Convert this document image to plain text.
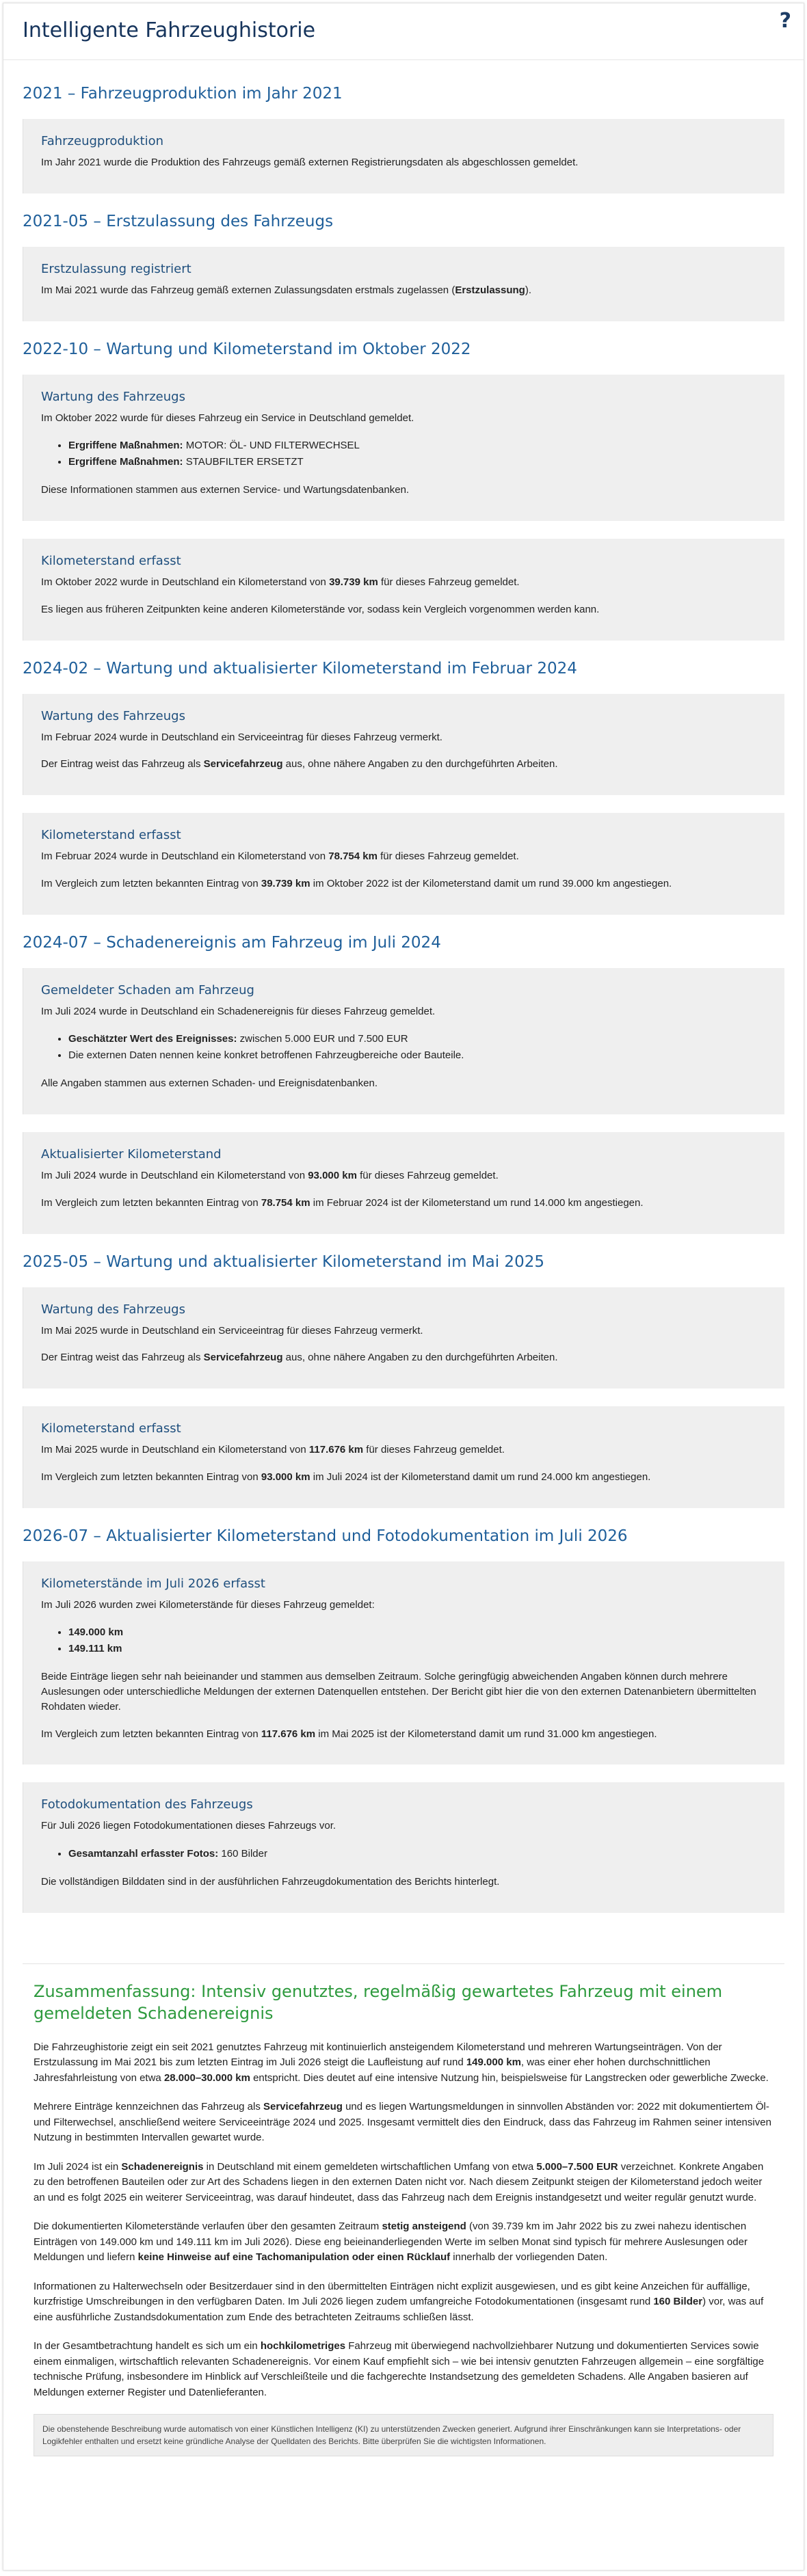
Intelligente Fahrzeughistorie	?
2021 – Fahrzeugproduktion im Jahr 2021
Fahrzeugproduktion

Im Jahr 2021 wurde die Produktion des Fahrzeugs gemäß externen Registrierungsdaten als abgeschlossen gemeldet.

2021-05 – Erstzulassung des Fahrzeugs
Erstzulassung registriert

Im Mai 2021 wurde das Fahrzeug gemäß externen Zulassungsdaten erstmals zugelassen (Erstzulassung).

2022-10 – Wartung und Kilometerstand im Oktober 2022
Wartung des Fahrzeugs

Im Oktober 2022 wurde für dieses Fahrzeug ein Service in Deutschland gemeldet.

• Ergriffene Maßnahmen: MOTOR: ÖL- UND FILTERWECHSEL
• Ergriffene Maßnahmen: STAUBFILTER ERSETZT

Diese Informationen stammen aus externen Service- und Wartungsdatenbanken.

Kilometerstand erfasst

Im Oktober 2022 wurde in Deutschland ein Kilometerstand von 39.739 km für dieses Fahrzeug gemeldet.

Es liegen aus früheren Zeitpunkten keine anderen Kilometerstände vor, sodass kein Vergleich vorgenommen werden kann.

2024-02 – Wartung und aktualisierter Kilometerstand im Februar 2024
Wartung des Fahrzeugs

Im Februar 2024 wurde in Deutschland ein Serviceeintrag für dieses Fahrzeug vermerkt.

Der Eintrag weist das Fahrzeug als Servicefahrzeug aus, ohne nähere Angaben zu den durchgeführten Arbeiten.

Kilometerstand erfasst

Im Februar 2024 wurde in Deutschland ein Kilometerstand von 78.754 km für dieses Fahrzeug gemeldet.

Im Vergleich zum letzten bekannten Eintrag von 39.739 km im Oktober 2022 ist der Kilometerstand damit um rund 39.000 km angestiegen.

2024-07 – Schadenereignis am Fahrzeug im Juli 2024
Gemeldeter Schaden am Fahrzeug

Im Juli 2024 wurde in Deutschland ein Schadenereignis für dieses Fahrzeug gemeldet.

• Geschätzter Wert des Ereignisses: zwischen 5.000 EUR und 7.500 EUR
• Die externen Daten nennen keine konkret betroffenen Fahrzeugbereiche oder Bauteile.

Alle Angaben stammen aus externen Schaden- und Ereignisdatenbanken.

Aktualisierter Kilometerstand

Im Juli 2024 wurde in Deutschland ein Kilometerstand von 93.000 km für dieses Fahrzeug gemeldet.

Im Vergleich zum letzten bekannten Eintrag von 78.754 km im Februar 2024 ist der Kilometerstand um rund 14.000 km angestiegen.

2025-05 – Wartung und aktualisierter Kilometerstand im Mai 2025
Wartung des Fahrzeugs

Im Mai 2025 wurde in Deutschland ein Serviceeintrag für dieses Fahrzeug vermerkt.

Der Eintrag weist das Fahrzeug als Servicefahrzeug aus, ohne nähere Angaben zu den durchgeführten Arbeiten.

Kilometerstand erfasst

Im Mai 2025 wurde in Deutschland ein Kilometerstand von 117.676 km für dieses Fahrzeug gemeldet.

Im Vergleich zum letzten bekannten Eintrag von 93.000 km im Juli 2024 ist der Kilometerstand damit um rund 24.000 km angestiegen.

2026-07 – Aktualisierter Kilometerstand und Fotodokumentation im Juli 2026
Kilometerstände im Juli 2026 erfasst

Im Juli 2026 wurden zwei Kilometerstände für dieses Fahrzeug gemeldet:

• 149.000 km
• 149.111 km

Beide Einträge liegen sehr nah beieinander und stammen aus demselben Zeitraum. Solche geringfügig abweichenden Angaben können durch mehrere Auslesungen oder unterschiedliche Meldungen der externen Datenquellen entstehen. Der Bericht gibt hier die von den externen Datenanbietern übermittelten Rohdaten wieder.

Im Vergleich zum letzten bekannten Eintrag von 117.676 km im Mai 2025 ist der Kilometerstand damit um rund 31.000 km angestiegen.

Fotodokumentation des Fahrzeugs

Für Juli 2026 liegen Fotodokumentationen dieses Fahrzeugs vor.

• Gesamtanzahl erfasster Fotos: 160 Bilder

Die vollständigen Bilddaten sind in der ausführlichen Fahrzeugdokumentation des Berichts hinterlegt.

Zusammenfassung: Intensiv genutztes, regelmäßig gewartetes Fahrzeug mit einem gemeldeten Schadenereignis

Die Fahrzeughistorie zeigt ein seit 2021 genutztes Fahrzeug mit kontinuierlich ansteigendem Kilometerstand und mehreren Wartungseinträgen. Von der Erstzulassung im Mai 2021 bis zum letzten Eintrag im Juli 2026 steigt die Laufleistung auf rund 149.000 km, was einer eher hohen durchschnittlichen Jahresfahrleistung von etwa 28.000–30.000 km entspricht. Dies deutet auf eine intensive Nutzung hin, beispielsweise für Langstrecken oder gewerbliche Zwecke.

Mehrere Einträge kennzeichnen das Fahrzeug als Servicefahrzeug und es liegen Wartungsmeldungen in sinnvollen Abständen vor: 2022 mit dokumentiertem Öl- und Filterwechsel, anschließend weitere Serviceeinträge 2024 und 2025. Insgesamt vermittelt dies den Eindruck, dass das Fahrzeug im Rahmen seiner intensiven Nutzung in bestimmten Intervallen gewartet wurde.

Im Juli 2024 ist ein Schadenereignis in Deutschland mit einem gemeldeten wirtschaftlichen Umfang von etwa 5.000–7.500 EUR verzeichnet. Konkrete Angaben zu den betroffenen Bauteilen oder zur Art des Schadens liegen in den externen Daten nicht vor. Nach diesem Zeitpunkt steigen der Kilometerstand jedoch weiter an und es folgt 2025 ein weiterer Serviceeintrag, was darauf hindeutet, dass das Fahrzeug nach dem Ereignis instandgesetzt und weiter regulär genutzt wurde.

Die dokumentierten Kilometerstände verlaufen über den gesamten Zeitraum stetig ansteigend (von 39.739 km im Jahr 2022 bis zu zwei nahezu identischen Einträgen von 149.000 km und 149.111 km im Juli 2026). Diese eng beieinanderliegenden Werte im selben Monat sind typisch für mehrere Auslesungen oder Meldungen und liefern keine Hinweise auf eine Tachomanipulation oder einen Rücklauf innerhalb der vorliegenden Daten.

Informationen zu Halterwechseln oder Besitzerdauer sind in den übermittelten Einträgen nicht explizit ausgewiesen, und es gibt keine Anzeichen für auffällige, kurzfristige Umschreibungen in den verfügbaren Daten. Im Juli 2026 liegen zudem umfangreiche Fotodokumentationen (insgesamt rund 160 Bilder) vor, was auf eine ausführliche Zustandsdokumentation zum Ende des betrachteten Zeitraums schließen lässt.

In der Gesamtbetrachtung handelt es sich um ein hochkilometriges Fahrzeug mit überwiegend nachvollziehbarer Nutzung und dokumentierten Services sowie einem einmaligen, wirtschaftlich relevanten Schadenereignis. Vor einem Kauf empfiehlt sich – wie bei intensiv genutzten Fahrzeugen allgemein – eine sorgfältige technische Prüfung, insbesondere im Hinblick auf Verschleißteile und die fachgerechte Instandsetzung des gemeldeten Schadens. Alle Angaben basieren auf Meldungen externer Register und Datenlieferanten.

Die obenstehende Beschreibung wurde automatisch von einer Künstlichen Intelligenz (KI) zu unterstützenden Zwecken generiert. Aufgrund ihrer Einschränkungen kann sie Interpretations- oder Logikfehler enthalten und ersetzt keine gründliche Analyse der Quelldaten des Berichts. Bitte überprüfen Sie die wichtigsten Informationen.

Activity: Collect the lines of the data that carry the word "vermerkt".

Response area:
Im Februar 2024 wurde in Deutschland ein Serviceeintrag für dieses Fahrzeug vermerkt.
Im Mai 2025 wurde in Deutschland ein Serviceeintrag für dieses Fahrzeug vermerkt.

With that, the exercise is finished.